• [SOURCE EXCERPT]
·····

'The Beach Bum' Director Harmony Korine Always Knew Matthew McConaughey Would Be Moondog

Moondog, the happy go-lucky-lucky stoner poet at the heart of Harmony Korine's latest film, The Beach Bum, treats every day like he's at an all-you-can-eat buffet. With a PBR or a joint always in hand, one of the hardest and happiest partiers ever to grace the beaches of Miami and Key West seems to be in a perpetual state of bliss. There’s rarely a sober or dull moment in the life of Moondog (played by Matthew McConaughey), who’s a bit like a verbose and eloquent Jeff Spicoli -- or maybe a version of Wooderson -- all grown up.
Moondog’s strange comedic odyssey is mostly full of joy, which was exactly what Harmony Korine wanted to express in The Beach Bum. After making a splash in the film world at age 22 thanks to his script for the relentlessly bleak Kids (written when he was 18), Korine alienated critics and audiences alike with bizarre and challenging work such as Gummo and Julien Donkey-Boy. The Beach Bum, then, represents something of a departure for the director: It's his most crowd-pleasing movie yet, packed with laughs, sun-drenched images, and an almost heartwarming attitude toward life. The imaginative take on the stoner comedy turns out to be yet another unique vision from the artist behind Mr. Lonely and Spring Breakers.
Korine, over the phone, is fairly open about his process and has a good sense of humor about both himself and his work, though he does have a tendency to stop himself mid-sentence and shift thoughts completely. He knows how to give an unpredictable and original answer, too, an ability on full display even as he wrapped up the interview.
Thrillist: Where did Moondog come from? How did you first imagine him?
Harmony Korine: Moondog is... a lot of it was from spending time in Key West, and I lived in South Florida, lived in Miami, so I spent a lot of time in the Keys. A lot of it was just kind of a Keys vibe, or it's a real heartbeat that's present there. Guys that like to... I call it the kind of "check out" culture of people who celebrate this idea of complete and total lack of ambition, which I really admire, and I think is kind of hilarious.

·····

• [Layout element annotations]
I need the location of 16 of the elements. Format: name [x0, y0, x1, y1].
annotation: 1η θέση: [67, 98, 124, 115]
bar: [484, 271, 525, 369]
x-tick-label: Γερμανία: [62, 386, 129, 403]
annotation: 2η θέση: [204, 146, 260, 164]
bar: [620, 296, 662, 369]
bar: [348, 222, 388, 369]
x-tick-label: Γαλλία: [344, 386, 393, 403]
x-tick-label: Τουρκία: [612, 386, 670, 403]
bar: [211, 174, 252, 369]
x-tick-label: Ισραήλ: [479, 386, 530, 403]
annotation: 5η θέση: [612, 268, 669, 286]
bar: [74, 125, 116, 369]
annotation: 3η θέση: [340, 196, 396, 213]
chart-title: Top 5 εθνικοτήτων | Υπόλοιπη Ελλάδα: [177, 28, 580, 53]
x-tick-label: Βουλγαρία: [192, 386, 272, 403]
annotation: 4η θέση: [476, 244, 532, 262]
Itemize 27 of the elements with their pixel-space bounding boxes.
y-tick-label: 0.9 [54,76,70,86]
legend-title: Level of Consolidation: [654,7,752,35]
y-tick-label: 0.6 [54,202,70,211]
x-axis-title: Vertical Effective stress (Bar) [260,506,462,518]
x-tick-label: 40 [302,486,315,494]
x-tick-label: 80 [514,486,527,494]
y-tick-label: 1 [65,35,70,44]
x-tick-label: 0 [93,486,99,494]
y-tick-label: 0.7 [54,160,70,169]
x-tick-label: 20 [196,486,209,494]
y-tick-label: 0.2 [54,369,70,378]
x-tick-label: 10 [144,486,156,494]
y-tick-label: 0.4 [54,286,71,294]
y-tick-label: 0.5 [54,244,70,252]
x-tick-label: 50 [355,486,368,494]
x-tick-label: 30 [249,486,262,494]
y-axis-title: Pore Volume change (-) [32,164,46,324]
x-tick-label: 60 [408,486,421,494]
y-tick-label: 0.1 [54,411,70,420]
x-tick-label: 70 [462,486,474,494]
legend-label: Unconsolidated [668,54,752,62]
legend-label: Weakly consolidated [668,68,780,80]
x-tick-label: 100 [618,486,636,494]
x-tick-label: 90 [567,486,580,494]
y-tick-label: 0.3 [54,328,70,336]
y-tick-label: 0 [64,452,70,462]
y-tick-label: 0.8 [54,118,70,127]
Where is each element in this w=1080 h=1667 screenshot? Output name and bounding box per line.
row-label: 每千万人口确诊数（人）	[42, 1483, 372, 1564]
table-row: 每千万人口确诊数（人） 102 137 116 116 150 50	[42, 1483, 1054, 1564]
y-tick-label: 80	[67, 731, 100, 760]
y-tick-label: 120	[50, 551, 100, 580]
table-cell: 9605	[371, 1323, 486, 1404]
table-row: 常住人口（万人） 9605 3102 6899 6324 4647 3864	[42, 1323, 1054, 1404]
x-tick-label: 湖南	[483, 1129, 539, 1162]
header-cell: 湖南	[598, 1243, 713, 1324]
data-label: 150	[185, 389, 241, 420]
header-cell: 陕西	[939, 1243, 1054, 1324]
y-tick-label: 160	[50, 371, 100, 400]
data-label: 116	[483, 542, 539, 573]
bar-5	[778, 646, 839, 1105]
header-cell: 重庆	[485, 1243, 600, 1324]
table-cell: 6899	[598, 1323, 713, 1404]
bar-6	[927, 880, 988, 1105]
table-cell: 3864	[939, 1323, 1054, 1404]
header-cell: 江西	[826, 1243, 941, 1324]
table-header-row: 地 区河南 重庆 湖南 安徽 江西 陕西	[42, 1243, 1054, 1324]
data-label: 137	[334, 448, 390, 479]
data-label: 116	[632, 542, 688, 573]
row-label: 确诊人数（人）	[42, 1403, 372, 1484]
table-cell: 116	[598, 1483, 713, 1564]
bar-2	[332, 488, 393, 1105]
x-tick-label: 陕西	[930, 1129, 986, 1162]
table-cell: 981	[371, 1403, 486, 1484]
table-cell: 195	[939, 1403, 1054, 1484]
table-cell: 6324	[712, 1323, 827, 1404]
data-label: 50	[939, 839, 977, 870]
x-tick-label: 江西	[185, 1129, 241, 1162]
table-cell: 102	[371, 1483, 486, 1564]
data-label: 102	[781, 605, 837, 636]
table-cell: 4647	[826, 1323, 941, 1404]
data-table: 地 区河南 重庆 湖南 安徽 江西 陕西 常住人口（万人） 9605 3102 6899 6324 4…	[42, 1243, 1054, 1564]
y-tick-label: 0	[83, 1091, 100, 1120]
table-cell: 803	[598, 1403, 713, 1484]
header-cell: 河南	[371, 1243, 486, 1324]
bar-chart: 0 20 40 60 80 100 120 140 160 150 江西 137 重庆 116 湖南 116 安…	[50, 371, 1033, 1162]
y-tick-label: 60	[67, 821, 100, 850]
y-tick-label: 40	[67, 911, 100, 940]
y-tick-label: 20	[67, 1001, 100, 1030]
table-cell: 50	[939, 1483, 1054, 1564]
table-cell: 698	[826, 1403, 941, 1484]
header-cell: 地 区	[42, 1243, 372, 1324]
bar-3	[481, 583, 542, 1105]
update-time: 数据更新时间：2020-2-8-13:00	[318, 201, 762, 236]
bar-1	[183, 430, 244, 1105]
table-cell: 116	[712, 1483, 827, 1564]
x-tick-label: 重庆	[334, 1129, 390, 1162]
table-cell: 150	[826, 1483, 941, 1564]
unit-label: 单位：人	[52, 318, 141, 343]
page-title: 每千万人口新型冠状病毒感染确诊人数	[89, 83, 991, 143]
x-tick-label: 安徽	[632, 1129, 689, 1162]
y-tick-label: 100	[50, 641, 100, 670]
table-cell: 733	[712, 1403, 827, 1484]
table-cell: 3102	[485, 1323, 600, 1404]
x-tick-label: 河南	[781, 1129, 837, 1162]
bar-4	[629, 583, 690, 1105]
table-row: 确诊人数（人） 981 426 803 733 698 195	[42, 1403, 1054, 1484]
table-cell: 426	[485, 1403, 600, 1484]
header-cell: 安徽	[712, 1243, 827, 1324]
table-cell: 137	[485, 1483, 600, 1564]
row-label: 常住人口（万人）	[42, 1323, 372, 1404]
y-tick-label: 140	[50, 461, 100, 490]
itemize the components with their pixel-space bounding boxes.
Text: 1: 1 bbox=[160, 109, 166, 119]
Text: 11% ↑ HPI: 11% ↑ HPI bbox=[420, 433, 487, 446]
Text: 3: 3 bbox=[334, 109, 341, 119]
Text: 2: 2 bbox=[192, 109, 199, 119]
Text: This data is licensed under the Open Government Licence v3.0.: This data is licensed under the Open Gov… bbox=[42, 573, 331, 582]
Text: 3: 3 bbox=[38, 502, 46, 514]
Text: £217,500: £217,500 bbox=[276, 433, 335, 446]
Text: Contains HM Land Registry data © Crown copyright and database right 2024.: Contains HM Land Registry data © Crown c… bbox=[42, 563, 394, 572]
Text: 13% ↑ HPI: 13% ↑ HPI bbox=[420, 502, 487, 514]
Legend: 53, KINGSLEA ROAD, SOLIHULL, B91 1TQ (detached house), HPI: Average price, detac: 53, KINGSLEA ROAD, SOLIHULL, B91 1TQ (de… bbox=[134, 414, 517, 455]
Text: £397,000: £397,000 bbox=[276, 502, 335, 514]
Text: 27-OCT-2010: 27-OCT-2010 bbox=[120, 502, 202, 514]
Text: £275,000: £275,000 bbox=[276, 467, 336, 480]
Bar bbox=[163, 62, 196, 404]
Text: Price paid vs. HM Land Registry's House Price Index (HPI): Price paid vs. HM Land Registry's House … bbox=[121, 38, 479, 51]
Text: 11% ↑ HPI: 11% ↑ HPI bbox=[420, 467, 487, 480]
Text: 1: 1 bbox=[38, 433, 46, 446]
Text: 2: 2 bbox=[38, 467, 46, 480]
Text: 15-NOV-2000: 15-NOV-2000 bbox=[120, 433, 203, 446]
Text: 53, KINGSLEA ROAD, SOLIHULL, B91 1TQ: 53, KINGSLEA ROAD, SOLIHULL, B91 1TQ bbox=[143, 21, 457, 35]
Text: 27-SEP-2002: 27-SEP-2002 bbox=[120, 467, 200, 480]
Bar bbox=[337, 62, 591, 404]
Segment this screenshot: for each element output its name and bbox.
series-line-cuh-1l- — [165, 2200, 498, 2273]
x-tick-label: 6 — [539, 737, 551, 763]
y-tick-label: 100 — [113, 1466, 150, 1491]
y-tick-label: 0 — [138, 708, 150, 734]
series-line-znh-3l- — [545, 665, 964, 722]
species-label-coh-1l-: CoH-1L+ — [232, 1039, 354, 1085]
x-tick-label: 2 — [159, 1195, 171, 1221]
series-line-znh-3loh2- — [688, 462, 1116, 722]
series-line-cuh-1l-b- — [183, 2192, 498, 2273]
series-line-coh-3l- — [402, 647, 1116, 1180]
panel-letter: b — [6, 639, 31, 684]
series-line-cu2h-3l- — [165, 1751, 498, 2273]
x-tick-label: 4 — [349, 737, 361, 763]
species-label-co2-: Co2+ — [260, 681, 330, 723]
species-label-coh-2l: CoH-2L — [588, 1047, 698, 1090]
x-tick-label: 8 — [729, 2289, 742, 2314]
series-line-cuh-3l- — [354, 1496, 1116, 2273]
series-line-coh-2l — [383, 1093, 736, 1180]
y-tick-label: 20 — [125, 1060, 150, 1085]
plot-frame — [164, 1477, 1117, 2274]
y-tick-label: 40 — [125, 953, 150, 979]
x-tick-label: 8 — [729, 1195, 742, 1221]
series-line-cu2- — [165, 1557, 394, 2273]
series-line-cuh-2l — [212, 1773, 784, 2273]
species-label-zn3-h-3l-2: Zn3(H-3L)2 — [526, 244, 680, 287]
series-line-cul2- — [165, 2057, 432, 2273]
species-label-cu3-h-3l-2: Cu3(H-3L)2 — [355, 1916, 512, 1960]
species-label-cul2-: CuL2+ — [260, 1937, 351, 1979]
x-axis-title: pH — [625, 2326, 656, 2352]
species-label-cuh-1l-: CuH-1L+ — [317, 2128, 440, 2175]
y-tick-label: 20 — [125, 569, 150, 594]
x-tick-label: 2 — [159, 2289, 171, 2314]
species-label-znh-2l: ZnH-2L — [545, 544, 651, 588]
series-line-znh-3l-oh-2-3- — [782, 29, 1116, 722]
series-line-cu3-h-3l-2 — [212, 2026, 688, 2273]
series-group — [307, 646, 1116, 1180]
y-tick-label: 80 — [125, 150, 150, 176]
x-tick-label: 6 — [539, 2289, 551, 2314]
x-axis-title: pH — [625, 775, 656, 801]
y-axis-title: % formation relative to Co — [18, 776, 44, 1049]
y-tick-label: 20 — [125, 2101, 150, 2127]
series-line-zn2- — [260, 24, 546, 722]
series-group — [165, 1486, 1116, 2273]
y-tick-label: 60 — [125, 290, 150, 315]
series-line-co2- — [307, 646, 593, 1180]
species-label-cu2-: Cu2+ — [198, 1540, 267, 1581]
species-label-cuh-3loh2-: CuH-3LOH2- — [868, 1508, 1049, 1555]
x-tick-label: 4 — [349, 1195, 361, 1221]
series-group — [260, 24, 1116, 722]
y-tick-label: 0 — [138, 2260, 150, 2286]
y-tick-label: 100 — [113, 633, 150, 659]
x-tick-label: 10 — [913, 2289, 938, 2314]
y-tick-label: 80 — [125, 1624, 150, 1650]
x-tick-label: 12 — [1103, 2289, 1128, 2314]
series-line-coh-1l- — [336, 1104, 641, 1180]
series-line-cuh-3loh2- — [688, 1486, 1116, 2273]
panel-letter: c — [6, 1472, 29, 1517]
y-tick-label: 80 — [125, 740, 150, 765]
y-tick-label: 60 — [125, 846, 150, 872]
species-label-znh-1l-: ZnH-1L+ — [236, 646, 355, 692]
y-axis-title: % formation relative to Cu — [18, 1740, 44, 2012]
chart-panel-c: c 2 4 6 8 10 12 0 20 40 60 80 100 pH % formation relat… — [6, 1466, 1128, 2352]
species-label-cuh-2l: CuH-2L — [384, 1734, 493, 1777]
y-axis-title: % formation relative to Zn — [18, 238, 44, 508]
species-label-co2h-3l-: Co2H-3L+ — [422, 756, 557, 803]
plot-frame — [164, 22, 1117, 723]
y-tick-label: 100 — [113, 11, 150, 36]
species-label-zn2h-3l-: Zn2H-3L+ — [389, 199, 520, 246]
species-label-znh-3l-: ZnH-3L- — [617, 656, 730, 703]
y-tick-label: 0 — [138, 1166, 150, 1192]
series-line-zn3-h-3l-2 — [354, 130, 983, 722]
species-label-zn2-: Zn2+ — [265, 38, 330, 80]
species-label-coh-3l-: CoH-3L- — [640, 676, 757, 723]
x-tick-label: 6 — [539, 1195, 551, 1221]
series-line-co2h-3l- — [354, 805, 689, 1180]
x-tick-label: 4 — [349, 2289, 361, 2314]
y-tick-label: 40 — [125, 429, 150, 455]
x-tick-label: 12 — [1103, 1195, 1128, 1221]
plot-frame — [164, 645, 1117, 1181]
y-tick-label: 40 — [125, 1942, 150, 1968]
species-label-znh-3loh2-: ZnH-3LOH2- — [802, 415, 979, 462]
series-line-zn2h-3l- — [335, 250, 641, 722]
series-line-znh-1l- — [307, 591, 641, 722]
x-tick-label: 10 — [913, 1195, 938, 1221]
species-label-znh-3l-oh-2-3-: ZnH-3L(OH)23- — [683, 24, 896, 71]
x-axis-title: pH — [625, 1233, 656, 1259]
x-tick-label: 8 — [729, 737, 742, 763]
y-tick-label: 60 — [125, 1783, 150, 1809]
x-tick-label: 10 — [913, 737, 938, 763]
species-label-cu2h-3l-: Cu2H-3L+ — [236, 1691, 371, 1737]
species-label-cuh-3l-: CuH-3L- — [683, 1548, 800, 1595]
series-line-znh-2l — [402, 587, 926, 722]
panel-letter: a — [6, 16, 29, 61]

·····

• [COMPLETE THE FOLLOWING]
[1] According to the article on The Beach Bum, at what age did Harmony Korine make a splash in the film world with his script for Kids?
[2] Go on with the article on The Beach Bum, picking up right after Korine's remark about the "check out" culture he finds hilarious.

• [WRITTEN ANSWERS]
[1] At age 22.

[2]
People go to the southernmost tip of the United States and run off. I have friends living on houseboats who just devote their lives to getting blazed all day and sitting up on that thing and they're staring at the sunset, fishing. Nobody wears shoes. People have pet chickens and drink a lot of red wine. It seemed like a fun world for me, and I like the idea of a character who lived there, embodied it.
It's really just essential that if something feels good. [It's an] "if one joint is good, why not smoke 10?" kind of philosophy, and I grew up on Cheech and Chong movies and this idea of a cosmic America. Whether it exists or not, I'm not sure, but I've wanted to create a specific cosmic America for Moondog to dance around.
You were very immersed in this culture and the life in the Keys, but how'd you get Matthew McConaughey plugged into this character and the environment?
Korine: As cool as Matthew is, he's kind of already got this iconic stoner persona, and obviously he knows the world, and so it was pretty... I read him the character, and the first time I talked to him about it, it was obvious that he had known guys like that, so it was pretty easy for him to tap into it. He's known pirates, smugglers and that whole thing, and so I feel like he was already familiar with it. And then, he came down and we spent a lot of time just hanging out in the Keys.
Did you write the script with him in mind?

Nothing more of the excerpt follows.